▸ Instructions
- A) Check each statement against the levofloxacin text and answer yes or no, quoting the words of the text that settle it: (i) In the trial, the 750-mg group had a clinical success rate of 92.4%. (ii) The 500-mg regimen in the trial was given for 5 days. (iii) Streptococcus pneumoniae is called the most common cause of community-acquired pneumonia.
- B) Copy the levofloxacin text from "Q1. In your" up to and including "and 750 mg?", substituting "antibiotic" for "fluoroquinolone".

**** Document passage ****

Associate Professor Panpit Suwangool
Bangkok Hospital, Thailand
Levofloxacin is a well-established antibacterial for respiratory and urinary tract infections.1 Levofloxacin is active against some penicillin- and macrolide- resistant pathogens including Streptococcus pneumoniae – the most common causative pathogen for community-acquired pneumonia. The high-dose, short-course regimen of levofloxacin (750 mg) has concentration-dependent bactericidal activity and reduces the emergence of resistance.1,2
Associate Professor Panpit Suwangool – infectious disease expert of Bangkok Hospital – shares insights into this high-dose, short-course regimen of levofloxacin.
Q1. In your opinion, how does the high dose levofloxacin reduce the emergence of resistance?
The rapid emergence of bacterial resistance with high use fluoroquinolone is of great concern. Levofloxacin demonstrates concentration-dependent bactericidal activity.1,2 Several studies have shown that high dose regimens of levofloxacin are more effective – with therapeutic outcome most closely related to the ratio of the area under the concentration-time curve (AUC) to the minimum inhibitory concentration (MIC) for the pathogen; a high ratio of peak plasma concentration (Cmax) to MIC has also been associated with prevention of the emergence of resistance.2-4
Q2. What are the principles of prescribing levofloxacin 500 mg and 750 mg?
Increasing the levofloxacin dose from 500 mg to 750 mg depends on the dose-dependent pharmacokinetic/pharmacodynamic (PK/PD) of levofloxacin.4 In a multicenter, randomised controlled trial comparing levofloxacin dosages of 750 mg per day for 5 days with 500 mg per day for 10 days for the treatment of mild-to-severe community-acquired pneumonia (CAP), the clinical success rates were 92.4% (n=198) for the 750-mg group and 91.1% (n=192) for the 500-mg group (95% confidence interval, -7.0 – 4.4); the microbiologic eradication rates were 93.2% and 92.4% in the 750-mg and 500-mg groups, respectively.2
Taking of the advantage of its PK/PD properties, this short-course, high-dose regimen reduces the total amount of drug to which pathogens are unnecessarily exposed, thereby limiting the development of resistance.2
Q3. What are the indications for levofloxacin monotherapy and combination therapy? What are the mechanisms of drug combinations? In clinical practice, when would you recommend a regimen that combines levofloxacin with other antibiotics?

**** Available data ****

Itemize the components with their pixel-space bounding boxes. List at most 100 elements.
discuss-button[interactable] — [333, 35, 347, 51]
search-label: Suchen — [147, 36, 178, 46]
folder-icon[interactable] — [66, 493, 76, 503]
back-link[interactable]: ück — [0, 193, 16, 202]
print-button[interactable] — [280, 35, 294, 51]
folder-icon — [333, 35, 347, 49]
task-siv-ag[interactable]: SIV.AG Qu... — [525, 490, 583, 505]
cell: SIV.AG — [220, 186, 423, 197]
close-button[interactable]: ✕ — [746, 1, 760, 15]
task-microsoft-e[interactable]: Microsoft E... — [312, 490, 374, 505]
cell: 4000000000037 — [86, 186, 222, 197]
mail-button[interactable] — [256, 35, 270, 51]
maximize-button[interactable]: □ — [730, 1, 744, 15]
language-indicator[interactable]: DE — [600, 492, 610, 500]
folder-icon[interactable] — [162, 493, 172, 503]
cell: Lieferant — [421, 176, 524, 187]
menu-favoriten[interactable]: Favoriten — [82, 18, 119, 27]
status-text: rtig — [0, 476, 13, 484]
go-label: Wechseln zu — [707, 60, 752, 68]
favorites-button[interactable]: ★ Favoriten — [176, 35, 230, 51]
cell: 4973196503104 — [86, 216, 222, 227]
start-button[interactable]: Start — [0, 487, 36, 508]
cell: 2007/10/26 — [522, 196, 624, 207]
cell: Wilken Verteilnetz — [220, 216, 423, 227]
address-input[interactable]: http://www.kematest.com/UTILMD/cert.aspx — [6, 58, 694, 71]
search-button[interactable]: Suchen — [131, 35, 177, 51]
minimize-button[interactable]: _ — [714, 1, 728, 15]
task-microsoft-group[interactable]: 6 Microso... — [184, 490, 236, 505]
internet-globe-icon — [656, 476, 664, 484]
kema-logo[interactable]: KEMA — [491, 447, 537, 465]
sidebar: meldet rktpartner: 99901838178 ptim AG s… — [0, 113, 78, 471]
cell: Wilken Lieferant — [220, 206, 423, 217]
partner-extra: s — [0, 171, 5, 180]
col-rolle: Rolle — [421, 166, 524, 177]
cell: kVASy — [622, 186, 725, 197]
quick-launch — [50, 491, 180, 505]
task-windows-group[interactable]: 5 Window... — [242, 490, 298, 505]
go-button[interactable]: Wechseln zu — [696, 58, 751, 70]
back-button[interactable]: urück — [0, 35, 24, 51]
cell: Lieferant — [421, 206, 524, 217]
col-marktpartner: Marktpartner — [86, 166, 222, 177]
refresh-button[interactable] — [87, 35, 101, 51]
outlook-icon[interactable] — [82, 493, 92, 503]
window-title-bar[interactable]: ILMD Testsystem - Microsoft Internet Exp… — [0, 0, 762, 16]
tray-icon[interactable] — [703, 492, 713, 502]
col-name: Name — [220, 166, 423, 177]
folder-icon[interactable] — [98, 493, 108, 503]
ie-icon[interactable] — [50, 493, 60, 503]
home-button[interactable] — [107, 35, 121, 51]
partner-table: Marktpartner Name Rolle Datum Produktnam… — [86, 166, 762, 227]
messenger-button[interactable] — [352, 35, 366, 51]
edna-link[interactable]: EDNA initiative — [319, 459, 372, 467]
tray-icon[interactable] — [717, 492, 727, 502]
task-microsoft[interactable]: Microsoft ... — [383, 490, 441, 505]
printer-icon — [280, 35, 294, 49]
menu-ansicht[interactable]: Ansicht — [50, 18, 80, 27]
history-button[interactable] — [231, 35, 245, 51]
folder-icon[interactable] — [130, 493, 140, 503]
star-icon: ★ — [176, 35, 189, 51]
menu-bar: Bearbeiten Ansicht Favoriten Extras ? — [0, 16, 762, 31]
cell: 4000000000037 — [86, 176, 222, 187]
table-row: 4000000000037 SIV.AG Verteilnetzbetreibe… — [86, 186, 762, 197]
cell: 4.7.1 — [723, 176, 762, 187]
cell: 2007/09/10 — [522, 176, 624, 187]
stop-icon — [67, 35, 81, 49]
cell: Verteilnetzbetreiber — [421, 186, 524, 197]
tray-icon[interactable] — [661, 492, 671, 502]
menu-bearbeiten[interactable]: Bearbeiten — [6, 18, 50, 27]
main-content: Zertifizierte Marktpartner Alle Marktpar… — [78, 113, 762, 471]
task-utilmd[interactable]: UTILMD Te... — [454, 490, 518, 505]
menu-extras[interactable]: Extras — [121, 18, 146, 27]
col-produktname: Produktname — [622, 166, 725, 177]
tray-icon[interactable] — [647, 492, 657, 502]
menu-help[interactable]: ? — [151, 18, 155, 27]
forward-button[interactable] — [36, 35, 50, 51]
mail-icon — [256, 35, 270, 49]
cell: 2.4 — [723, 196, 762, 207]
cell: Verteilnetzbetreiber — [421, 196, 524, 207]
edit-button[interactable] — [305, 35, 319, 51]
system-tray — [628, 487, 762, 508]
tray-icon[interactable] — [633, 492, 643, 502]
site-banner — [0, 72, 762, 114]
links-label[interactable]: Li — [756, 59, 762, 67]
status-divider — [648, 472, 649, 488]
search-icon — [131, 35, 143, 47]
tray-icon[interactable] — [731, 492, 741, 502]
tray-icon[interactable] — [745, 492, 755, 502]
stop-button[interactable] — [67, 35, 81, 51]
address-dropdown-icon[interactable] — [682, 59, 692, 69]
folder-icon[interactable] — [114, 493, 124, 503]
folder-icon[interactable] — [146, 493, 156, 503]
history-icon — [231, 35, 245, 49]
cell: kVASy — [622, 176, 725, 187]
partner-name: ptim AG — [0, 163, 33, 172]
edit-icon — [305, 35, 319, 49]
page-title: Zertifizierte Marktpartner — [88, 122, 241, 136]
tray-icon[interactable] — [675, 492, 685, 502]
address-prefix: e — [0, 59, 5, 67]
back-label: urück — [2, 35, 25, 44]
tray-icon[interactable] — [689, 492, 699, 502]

****

▸ Your responses
- A)
(i) Yes: "the clinical success rates were 92.4% (n=198) for the 750-mg group"
(ii) No: "500 mg per day for 10 days"
(iii) Yes: "Streptococcus pneumoniae – the most common causative pathogen for community-acquired pneumonia"

- B)
Q1. In your opinion, how does the high dose levofloxacin reduce the emergence of resistance?
The rapid emergence of bacterial resistance with high use antibiotic is of great concern. Levofloxacin demonstrates concentration-dependent bactericidal activity.1,2 Several studies have shown that high dose regimens of levofloxacin are more effective – with therapeutic outcome most closely related to the ratio of the area under the concentration-time curve (AUC) to the minimum inhibitory concentration (MIC) for the pathogen; a high ratio of peak plasma concentration (Cmax) to MIC has also been associated with prevention of the emergence of resistance.2-4
Q2. What are the principles of prescribing levofloxacin 500 mg and 750 mg?